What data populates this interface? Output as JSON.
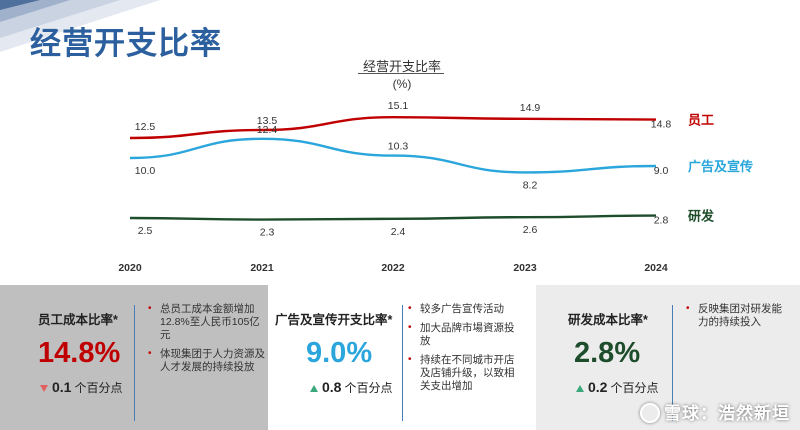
{
  "page_title": "经营开支比率",
  "chart_data": {
    "type": "line",
    "title": "经营开支比率",
    "unit": "(%)",
    "categories": [
      "2020",
      "2021",
      "2022",
      "2023",
      "2024"
    ],
    "series": [
      {
        "name": "员工",
        "values": [
          12.5,
          13.5,
          15.1,
          14.9,
          14.8
        ],
        "color": "#c00000"
      },
      {
        "name": "广告及宣传",
        "values": [
          10.0,
          12.4,
          10.3,
          8.2,
          9.0
        ],
        "color": "#2aa6dc"
      },
      {
        "name": "研发",
        "values": [
          2.5,
          2.3,
          2.4,
          2.6,
          2.8
        ],
        "color": "#1e4d2b"
      }
    ],
    "grid": false,
    "legend": "right"
  },
  "panels": [
    {
      "title": "员工成本比率*",
      "value": "14.8%",
      "value_color": "#c00000",
      "change_direction": "down",
      "change_value": "0.1",
      "change_unit": "个百分点",
      "bullets": [
        "总员工成本金额增加12.8%至人民币105亿元",
        "体现集团于人力资源及人才发展的持续投放"
      ]
    },
    {
      "title": "广告及宣传开支比率*",
      "value": "9.0%",
      "value_color": "#2aa6dc",
      "change_direction": "up",
      "change_value": "0.8",
      "change_unit": "个百分点",
      "bullets": [
        "较多广告宣传活动",
        "加大品牌市場資源投放",
        "持续在不同城市开店及店铺升级，以致相关支出增加"
      ]
    },
    {
      "title": "研发成本比率*",
      "value": "2.8%",
      "value_color": "#1e4d2b",
      "change_direction": "up",
      "change_value": "0.2",
      "change_unit": "个百分点",
      "bullets": [
        "反映集团对研发能力的持续投入"
      ]
    }
  ],
  "watermark": "雪球：浩然新垣"
}
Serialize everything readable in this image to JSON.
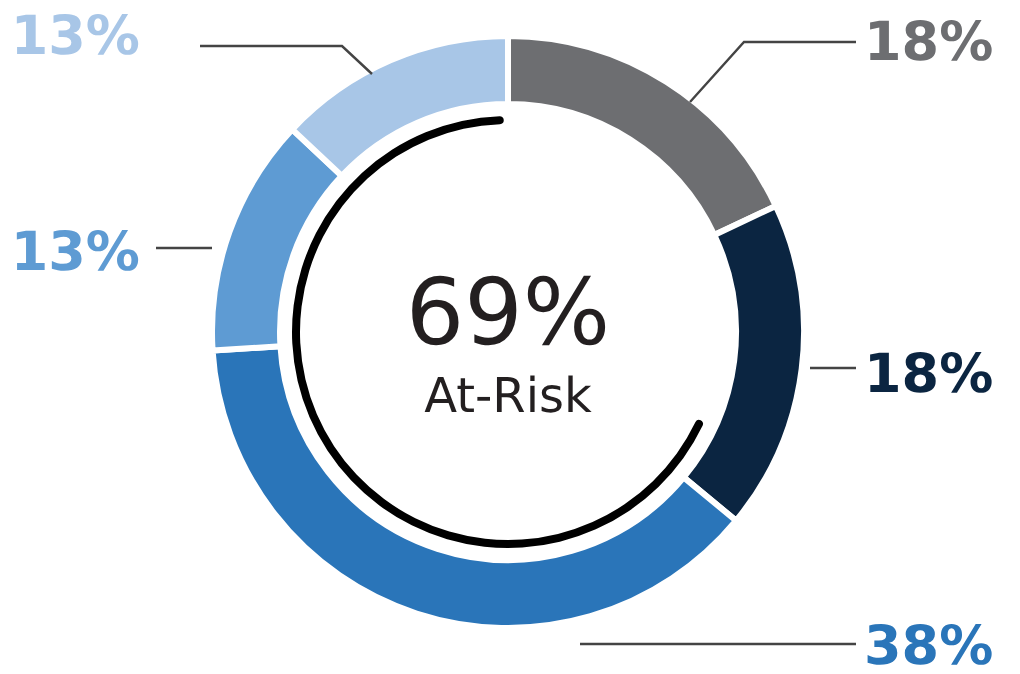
{
  "chart_data": {
    "type": "donut",
    "categories": [
      null,
      null,
      null,
      null,
      null
    ],
    "values": [
      18,
      18,
      38,
      13,
      13
    ],
    "value_labels": [
      "18%",
      "18%",
      "38%",
      "13%",
      "13%"
    ],
    "colors": [
      "#6d6e71",
      "#0b2541",
      "#2a75b9",
      "#5e9bd3",
      "#a8c6e7"
    ],
    "annotations": [
      "69%",
      "At-Risk"
    ]
  }
}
⁂
| Instructions for the task |
Leave the pictures out and output the rest of the listing exactly.

| Solution |
What data populates this interface? Output as JSON.
{
  "page_title": "经营开支比率",
  "chart_data": {
    "type": "line",
    "title": "经营开支比率",
    "unit": "(%)",
    "categories": [
      "2020",
      "2021",
      "2022",
      "2023",
      "2024"
    ],
    "series": [
      {
        "name": "员工",
        "values": [
          12.5,
          13.5,
          15.1,
          14.9,
          14.8
        ],
        "color": "#c00000"
      },
      {
        "name": "广告及宣传",
        "values": [
          10.0,
          12.4,
          10.3,
          8.2,
          9.0
        ],
        "color": "#2aa6dc"
      },
      {
        "name": "研发",
        "values": [
          2.5,
          2.3,
          2.4,
          2.6,
          2.8
        ],
        "color": "#1e4d2b"
      }
    ],
    "grid": false,
    "legend": "right"
  },
  "panels": [
    {
      "title": "员工成本比率*",
      "value": "14.8%",
      "value_color": "#c00000",
      "change_direction": "down",
      "change_value": "0.1",
      "change_unit": "个百分点",
      "bullets": [
        "总员工成本金额增加12.8%至人民币105亿元",
        "体现集团于人力资源及人才发展的持续投放"
      ]
    },
    {
      "title": "广告及宣传开支比率*",
      "value": "9.0%",
      "value_color": "#2aa6dc",
      "change_direction": "up",
      "change_value": "0.8",
      "change_unit": "个百分点",
      "bullets": [
        "较多广告宣传活动",
        "加大品牌市場資源投放",
        "持续在不同城市开店及店铺升级，以致相关支出增加"
      ]
    },
    {
      "title": "研发成本比率*",
      "value": "2.8%",
      "value_color": "#1e4d2b",
      "change_direction": "up",
      "change_value": "0.2",
      "change_unit": "个百分点",
      "bullets": [
        "反映集团对研发能力的持续投入"
      ]
    }
  ],
  "watermark": "雪球：浩然新垣"
}
Serialize everything readable in this image to JSON.
{
  "chart_data": {
    "type": "donut",
    "categories": [
      null,
      null,
      null,
      null,
      null
    ],
    "values": [
      18,
      18,
      38,
      13,
      13
    ],
    "value_labels": [
      "18%",
      "18%",
      "38%",
      "13%",
      "13%"
    ],
    "colors": [
      "#6d6e71",
      "#0b2541",
      "#2a75b9",
      "#5e9bd3",
      "#a8c6e7"
    ],
    "annotations": [
      "69%",
      "At-Risk"
    ]
  }
}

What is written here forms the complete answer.